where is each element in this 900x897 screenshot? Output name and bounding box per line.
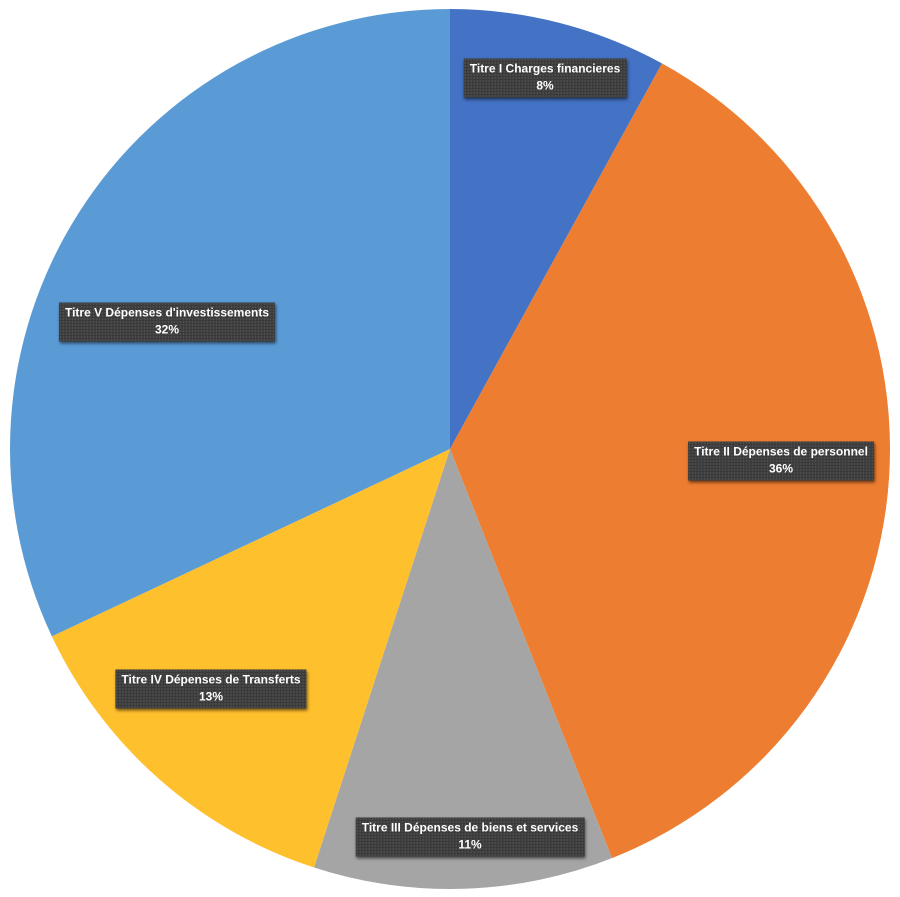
pie-data-label-3: Titre III Dépenses de biens et services 1…: [355, 817, 585, 857]
pie-slice-percent: 32%: [154, 322, 180, 337]
pie-data-label-2: Titre II Dépenses de personnel 36%: [688, 441, 874, 481]
pie-slice-percent: 8%: [536, 78, 554, 93]
pie-slice-label: Titre II Dépenses de personnel: [694, 444, 868, 459]
pie-slice-label: Titre IV Dépenses de Transferts: [121, 672, 301, 687]
pie-slice-percent: 36%: [768, 461, 794, 476]
pie-slice-percent: 11%: [458, 837, 482, 852]
pie-data-label-1: Titre I Charges financieres 8%: [463, 58, 627, 98]
pie-slice-4: [51, 449, 450, 868]
pie-slice-3: [314, 449, 612, 889]
pie-slice-label: Titre III Dépenses de biens et services: [361, 820, 579, 835]
pie-slice-label: Titre I Charges financieres: [469, 61, 621, 76]
pie-slice-label: Titre V Dépenses d'investissements: [64, 305, 270, 320]
pie-slice-2: [450, 63, 890, 859]
pie-data-label-4: Titre IV Dépenses de Transferts 13%: [115, 669, 307, 709]
pie-data-label-5: Titre V Dépenses d'investissements 32%: [58, 302, 276, 342]
pie-slice-1: [450, 9, 662, 449]
pie-slice-percent: 13%: [198, 689, 224, 704]
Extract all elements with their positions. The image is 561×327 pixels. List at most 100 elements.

**TO DO:**
Could you reproduce all of the data above word for word, leaving out the pictures?

**ANSWER BELOW:**
where is each element in this 900x897 screenshot? Output name and bounding box per line.
pie-data-label-3: Titre III Dépenses de biens et services 1…: [355, 817, 585, 857]
pie-slice-percent: 32%: [154, 322, 180, 337]
pie-data-label-2: Titre II Dépenses de personnel 36%: [688, 441, 874, 481]
pie-slice-percent: 8%: [536, 78, 554, 93]
pie-slice-label: Titre II Dépenses de personnel: [694, 444, 868, 459]
pie-slice-label: Titre IV Dépenses de Transferts: [121, 672, 301, 687]
pie-slice-percent: 36%: [768, 461, 794, 476]
pie-slice-percent: 11%: [458, 837, 482, 852]
pie-data-label-1: Titre I Charges financieres 8%: [463, 58, 627, 98]
pie-slice-4: [51, 449, 450, 868]
pie-slice-3: [314, 449, 612, 889]
pie-slice-label: Titre III Dépenses de biens et services: [361, 820, 579, 835]
pie-slice-label: Titre I Charges financieres: [469, 61, 621, 76]
pie-slice-label: Titre V Dépenses d'investissements: [64, 305, 270, 320]
pie-slice-2: [450, 63, 890, 859]
pie-data-label-4: Titre IV Dépenses de Transferts 13%: [115, 669, 307, 709]
pie-data-label-5: Titre V Dépenses d'investissements 32%: [58, 302, 276, 342]
pie-slice-1: [450, 9, 662, 449]
pie-slice-percent: 13%: [198, 689, 224, 704]
Extract all elements with their positions. The image is 561×327 pixels. List at most 100 elements.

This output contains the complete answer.